**Aim**
Output all lines exactly.

Entries with figure data:
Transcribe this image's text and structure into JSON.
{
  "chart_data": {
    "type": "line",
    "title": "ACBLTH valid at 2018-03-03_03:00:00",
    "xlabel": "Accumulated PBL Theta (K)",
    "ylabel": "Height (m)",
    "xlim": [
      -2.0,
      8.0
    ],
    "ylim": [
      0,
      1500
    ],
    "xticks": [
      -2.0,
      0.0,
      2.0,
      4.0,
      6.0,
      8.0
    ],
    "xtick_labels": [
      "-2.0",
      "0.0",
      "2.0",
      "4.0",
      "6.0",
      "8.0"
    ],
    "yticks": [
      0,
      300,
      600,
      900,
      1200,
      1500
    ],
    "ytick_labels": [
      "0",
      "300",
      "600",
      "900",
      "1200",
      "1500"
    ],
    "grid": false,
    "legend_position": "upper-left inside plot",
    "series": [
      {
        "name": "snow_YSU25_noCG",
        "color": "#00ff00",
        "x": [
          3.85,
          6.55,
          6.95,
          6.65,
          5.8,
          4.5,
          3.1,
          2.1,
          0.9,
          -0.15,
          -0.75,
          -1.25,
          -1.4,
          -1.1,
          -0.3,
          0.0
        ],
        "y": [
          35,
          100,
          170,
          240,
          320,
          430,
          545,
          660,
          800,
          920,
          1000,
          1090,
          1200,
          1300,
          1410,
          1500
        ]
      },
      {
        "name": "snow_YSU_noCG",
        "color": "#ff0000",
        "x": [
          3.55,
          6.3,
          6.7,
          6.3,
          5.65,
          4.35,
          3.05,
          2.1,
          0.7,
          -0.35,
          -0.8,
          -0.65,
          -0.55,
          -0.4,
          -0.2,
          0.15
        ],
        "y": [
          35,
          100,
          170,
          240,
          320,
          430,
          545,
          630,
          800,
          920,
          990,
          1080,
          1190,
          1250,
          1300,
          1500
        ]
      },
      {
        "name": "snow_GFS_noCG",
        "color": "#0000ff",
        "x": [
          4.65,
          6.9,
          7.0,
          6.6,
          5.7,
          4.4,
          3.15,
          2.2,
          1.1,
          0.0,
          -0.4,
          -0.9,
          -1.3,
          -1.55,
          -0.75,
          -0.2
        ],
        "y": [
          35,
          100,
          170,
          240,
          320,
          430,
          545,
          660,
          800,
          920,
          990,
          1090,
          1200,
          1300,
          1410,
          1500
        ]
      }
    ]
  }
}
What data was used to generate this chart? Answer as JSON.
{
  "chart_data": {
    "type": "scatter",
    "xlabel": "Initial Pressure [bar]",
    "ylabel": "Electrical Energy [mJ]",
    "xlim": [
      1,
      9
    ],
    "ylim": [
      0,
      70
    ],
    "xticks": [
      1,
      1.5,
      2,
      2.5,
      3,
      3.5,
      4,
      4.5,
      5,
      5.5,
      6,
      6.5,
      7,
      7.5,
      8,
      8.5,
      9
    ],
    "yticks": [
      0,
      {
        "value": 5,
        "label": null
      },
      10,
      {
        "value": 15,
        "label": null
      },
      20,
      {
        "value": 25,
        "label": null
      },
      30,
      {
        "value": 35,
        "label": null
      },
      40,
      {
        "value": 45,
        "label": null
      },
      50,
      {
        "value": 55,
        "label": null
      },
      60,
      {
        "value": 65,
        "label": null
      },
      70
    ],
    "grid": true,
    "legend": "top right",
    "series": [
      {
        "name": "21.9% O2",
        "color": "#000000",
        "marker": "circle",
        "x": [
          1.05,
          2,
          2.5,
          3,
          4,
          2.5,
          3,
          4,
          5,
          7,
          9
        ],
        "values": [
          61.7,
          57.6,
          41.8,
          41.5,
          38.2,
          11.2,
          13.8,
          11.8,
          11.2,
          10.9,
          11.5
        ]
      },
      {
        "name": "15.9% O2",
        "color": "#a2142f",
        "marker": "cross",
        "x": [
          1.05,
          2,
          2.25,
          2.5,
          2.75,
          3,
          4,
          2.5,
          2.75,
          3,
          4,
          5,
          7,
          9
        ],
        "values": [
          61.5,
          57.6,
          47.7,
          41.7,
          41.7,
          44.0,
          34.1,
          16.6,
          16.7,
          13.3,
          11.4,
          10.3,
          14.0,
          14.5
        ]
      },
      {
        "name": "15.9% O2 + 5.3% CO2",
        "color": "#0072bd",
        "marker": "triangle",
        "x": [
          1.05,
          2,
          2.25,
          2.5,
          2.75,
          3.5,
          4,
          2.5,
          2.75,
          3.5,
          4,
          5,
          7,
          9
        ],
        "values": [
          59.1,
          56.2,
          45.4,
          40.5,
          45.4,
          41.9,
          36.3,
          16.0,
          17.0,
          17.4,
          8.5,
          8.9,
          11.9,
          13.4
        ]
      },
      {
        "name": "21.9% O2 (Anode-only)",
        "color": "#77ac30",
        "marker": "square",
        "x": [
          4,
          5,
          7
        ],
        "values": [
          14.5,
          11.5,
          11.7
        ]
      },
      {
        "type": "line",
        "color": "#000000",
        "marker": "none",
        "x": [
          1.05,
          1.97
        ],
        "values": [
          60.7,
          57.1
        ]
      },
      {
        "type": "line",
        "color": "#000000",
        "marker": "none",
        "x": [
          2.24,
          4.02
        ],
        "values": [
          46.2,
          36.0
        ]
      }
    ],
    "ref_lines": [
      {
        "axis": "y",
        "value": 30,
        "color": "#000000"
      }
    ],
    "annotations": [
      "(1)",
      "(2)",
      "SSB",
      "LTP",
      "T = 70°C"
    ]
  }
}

**Reply to the task**
Transcribe this image's text and structure into JSON.
{
  "chart_data": {
    "type": "line",
    "title": "ACBLTH valid at 2018-03-03_03:00:00",
    "xlabel": "Accumulated PBL Theta (K)",
    "ylabel": "Height (m)",
    "xlim": [
      -2.0,
      8.0
    ],
    "ylim": [
      0,
      1500
    ],
    "xticks": [
      -2.0,
      0.0,
      2.0,
      4.0,
      6.0,
      8.0
    ],
    "xtick_labels": [
      "-2.0",
      "0.0",
      "2.0",
      "4.0",
      "6.0",
      "8.0"
    ],
    "yticks": [
      0,
      300,
      600,
      900,
      1200,
      1500
    ],
    "ytick_labels": [
      "0",
      "300",
      "600",
      "900",
      "1200",
      "1500"
    ],
    "grid": false,
    "legend_position": "upper-left inside plot",
    "series": [
      {
        "name": "snow_YSU25_noCG",
        "color": "#00ff00",
        "x": [
          3.85,
          6.55,
          6.95,
          6.65,
          5.8,
          4.5,
          3.1,
          2.1,
          0.9,
          -0.15,
          -0.75,
          -1.25,
          -1.4,
          -1.1,
          -0.3,
          0.0
        ],
        "y": [
          35,
          100,
          170,
          240,
          320,
          430,
          545,
          660,
          800,
          920,
          1000,
          1090,
          1200,
          1300,
          1410,
          1500
        ]
      },
      {
        "name": "snow_YSU_noCG",
        "color": "#ff0000",
        "x": [
          3.55,
          6.3,
          6.7,
          6.3,
          5.65,
          4.35,
          3.05,
          2.1,
          0.7,
          -0.35,
          -0.8,
          -0.65,
          -0.55,
          -0.4,
          -0.2,
          0.15
        ],
        "y": [
          35,
          100,
          170,
          240,
          320,
          430,
          545,
          630,
          800,
          920,
          990,
          1080,
          1190,
          1250,
          1300,
          1500
        ]
      },
      {
        "name": "snow_GFS_noCG",
        "color": "#0000ff",
        "x": [
          4.65,
          6.9,
          7.0,
          6.6,
          5.7,
          4.4,
          3.15,
          2.2,
          1.1,
          0.0,
          -0.4,
          -0.9,
          -1.3,
          -1.55,
          -0.75,
          -0.2
        ],
        "y": [
          35,
          100,
          170,
          240,
          320,
          430,
          545,
          660,
          800,
          920,
          990,
          1090,
          1200,
          1300,
          1410,
          1500
        ]
      }
    ]
  }
}
What data was used to generate this chart? Answer as JSON.
{
  "chart_data": {
    "type": "scatter",
    "xlabel": "Initial Pressure [bar]",
    "ylabel": "Electrical Energy [mJ]",
    "xlim": [
      1,
      9
    ],
    "ylim": [
      0,
      70
    ],
    "xticks": [
      1,
      1.5,
      2,
      2.5,
      3,
      3.5,
      4,
      4.5,
      5,
      5.5,
      6,
      6.5,
      7,
      7.5,
      8,
      8.5,
      9
    ],
    "yticks": [
      0,
      {
        "value": 5,
        "label": null
      },
      10,
      {
        "value": 15,
        "label": null
      },
      20,
      {
        "value": 25,
        "label": null
      },
      30,
      {
        "value": 35,
        "label": null
      },
      40,
      {
        "value": 45,
        "label": null
      },
      50,
      {
        "value": 55,
        "label": null
      },
      60,
      {
        "value": 65,
        "label": null
      },
      70
    ],
    "grid": true,
    "legend": "top right",
    "series": [
      {
        "name": "21.9% O2",
        "color": "#000000",
        "marker": "circle",
        "x": [
          1.05,
          2,
          2.5,
          3,
          4,
          2.5,
          3,
          4,
          5,
          7,
          9
        ],
        "values": [
          61.7,
          57.6,
          41.8,
          41.5,
          38.2,
          11.2,
          13.8,
          11.8,
          11.2,
          10.9,
          11.5
        ]
      },
      {
        "name": "15.9% O2",
        "color": "#a2142f",
        "marker": "cross",
        "x": [
          1.05,
          2,
          2.25,
          2.5,
          2.75,
          3,
          4,
          2.5,
          2.75,
          3,
          4,
          5,
          7,
          9
        ],
        "values": [
          61.5,
          57.6,
          47.7,
          41.7,
          41.7,
          44.0,
          34.1,
          16.6,
          16.7,
          13.3,
          11.4,
          10.3,
          14.0,
          14.5
        ]
      },
      {
        "name": "15.9% O2 + 5.3% CO2",
        "color": "#0072bd",
        "marker": "triangle",
        "x": [
          1.05,
          2,
          2.25,
          2.5,
          2.75,
          3.5,
          4,
          2.5,
          2.75,
          3.5,
          4,
          5,
          7,
          9
        ],
        "values": [
          59.1,
          56.2,
          45.4,
          40.5,
          45.4,
          41.9,
          36.3,
          16.0,
          17.0,
          17.4,
          8.5,
          8.9,
          11.9,
          13.4
        ]
      },
      {
        "name": "21.9% O2 (Anode-only)",
        "color": "#77ac30",
        "marker": "square",
        "x": [
          4,
          5,
          7
        ],
        "values": [
          14.5,
          11.5,
          11.7
        ]
      },
      {
        "type": "line",
        "color": "#000000",
        "marker": "none",
        "x": [
          1.05,
          1.97
        ],
        "values": [
          60.7,
          57.1
        ]
      },
      {
        "type": "line",
        "color": "#000000",
        "marker": "none",
        "x": [
          2.24,
          4.02
        ],
        "values": [
          46.2,
          36.0
        ]
      }
    ],
    "ref_lines": [
      {
        "axis": "y",
        "value": 30,
        "color": "#000000"
      }
    ],
    "annotations": [
      "(1)",
      "(2)",
      "SSB",
      "LTP",
      "T = 70°C"
    ]
  }
}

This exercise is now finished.